Work instructions: Find the lines that hold the word "Peace" and return them.
— Begin —
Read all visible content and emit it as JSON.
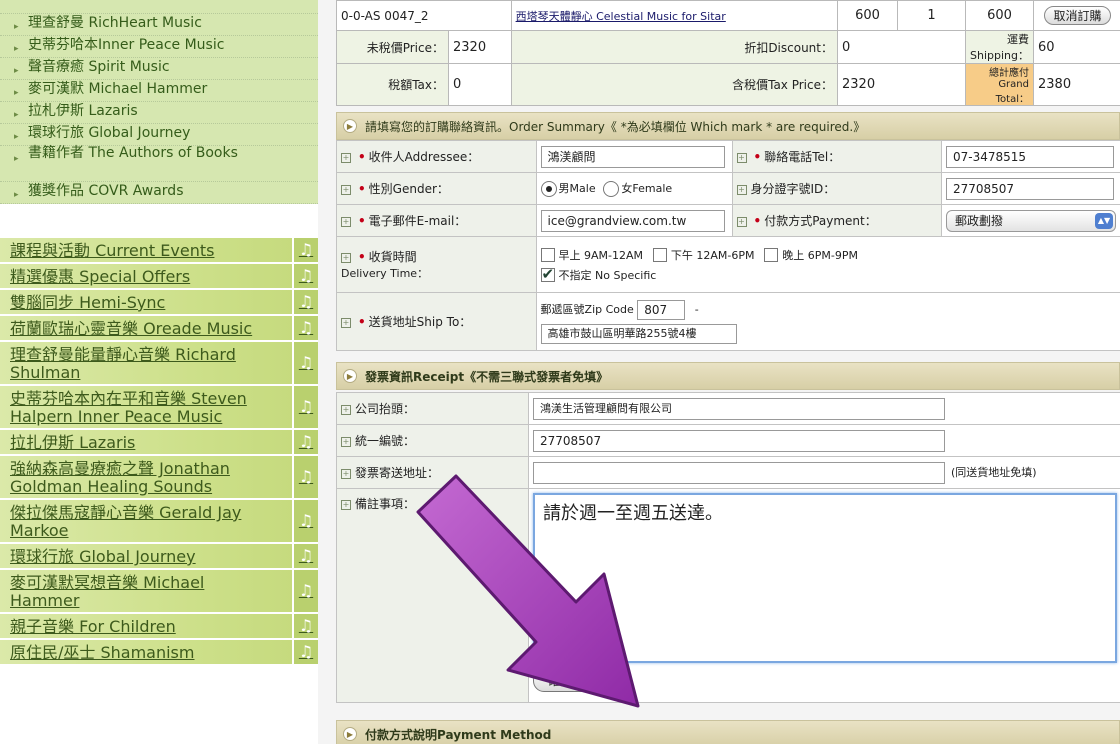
{
  "sidebar": {
    "sub_items": [
      {
        "label": "理查舒曼 RichHeart Music"
      },
      {
        "label": "史蒂芬哈本Inner Peace Music"
      },
      {
        "label": "聲音療癒 Spirit Music"
      },
      {
        "label": "麥可漢默 Michael Hammer"
      },
      {
        "label": "拉札伊斯 Lazaris"
      },
      {
        "label": "環球行旅 Global Journey"
      },
      {
        "label": "書籍作者 The Authors of Books"
      },
      {
        "label": "獲獎作品 COVR Awards"
      }
    ],
    "main_items": [
      {
        "label": "課程與活動 Current Events"
      },
      {
        "label": "精選優惠 Special Offers"
      },
      {
        "label": "雙腦同步 Hemi-Sync"
      },
      {
        "label": "荷蘭歐瑞心靈音樂 Oreade Music"
      },
      {
        "label": "理查舒曼能量靜心音樂 Richard Shulman"
      },
      {
        "label": "史蒂芬哈本內在平和音樂 Steven Halpern Inner Peace Music"
      },
      {
        "label": "拉扎伊斯 Lazaris"
      },
      {
        "label": "強納森高曼療癒之聲 Jonathan Goldman Healing Sounds"
      },
      {
        "label": "傑拉傑馬寇靜心音樂 Gerald Jay Markoe"
      },
      {
        "label": "環球行旅 Global Journey"
      },
      {
        "label": "麥可漢默冥想音樂 Michael Hammer"
      },
      {
        "label": "親子音樂 For Children"
      },
      {
        "label": "原住民/巫士 Shamanism"
      }
    ],
    "note_icon": "♫"
  },
  "order": {
    "item": {
      "code": "0-0-AS 0047_2",
      "title": "西塔琴天體靜心 Celestial Music for Sitar",
      "price": "600",
      "qty": "1",
      "subtotal": "600",
      "cancel_label": "取消訂購"
    },
    "summary": {
      "pretax_label": "未稅價Price：",
      "pretax_value": "2320",
      "discount_label": "折扣Discount：",
      "discount_value": "0",
      "shipping_label": "運費Shipping：",
      "shipping_value": "60",
      "tax_label": "稅額Tax：",
      "tax_value": "0",
      "taxprice_label": "含稅價Tax Price：",
      "taxprice_value": "2320",
      "grand_label": "總計應付Grand Total：",
      "grand_value": "2380"
    }
  },
  "contact": {
    "header": "請填寫您的訂購聯絡資訊。Order Summary《 *為必填欄位 Which mark * are required.》",
    "addressee_label": "收件人Addressee：",
    "addressee_value": "鴻渼顧問",
    "tel_label": "聯絡電話Tel：",
    "tel_value": "07-3478515",
    "gender_label": "性別Gender：",
    "gender_male": "男Male",
    "gender_female": "女Female",
    "id_label": "身分證字號ID：",
    "id_value": "27708507",
    "email_label": "電子郵件E-mail：",
    "email_value": "ice@grandview.com.tw",
    "payment_label": "付款方式Payment：",
    "payment_value": "郵政劃撥",
    "delivery_label": "收貨時間",
    "delivery_label_en": "Delivery Time：",
    "delivery_opt1": "早上 9AM-12AM",
    "delivery_opt2": "下午 12AM-6PM",
    "delivery_opt3": "晚上 6PM-9PM",
    "delivery_opt4": "不指定 No Specific",
    "shipto_label": "送貨地址Ship To：",
    "zip_label": "郵遞區號Zip Code",
    "zip_value": "807",
    "zip_dash": "-",
    "address_value": "高雄市鼓山區明華路255號4樓"
  },
  "receipt": {
    "header": "發票資訊Receipt《不需三聯式發票者免填》",
    "company_label": "公司抬頭：",
    "company_value": "鴻渼生活管理顧問有限公司",
    "taxid_label": "統一編號：",
    "taxid_value": "27708507",
    "mail_label": "發票寄送地址：",
    "mail_value": "",
    "mail_note": "(同送貨地址免填)",
    "remark_label": "備註事項：",
    "remark_value": "請於週一至週五送達。",
    "ok_label": "確定 / OK"
  },
  "payment_method": {
    "header": "付款方式說明Payment Method"
  },
  "colors": {
    "annotation_arrow": "#a43fb6",
    "sidebar_green": "#cde08a",
    "grand_total_highlight": "#f7cc88"
  }
}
— End —
Exercise solution:
        "label": "史蒂芬哈本Inner Peace Music"
        "label": "史蒂芬哈本內在平和音樂 Steven Halpern Inner Peace Music"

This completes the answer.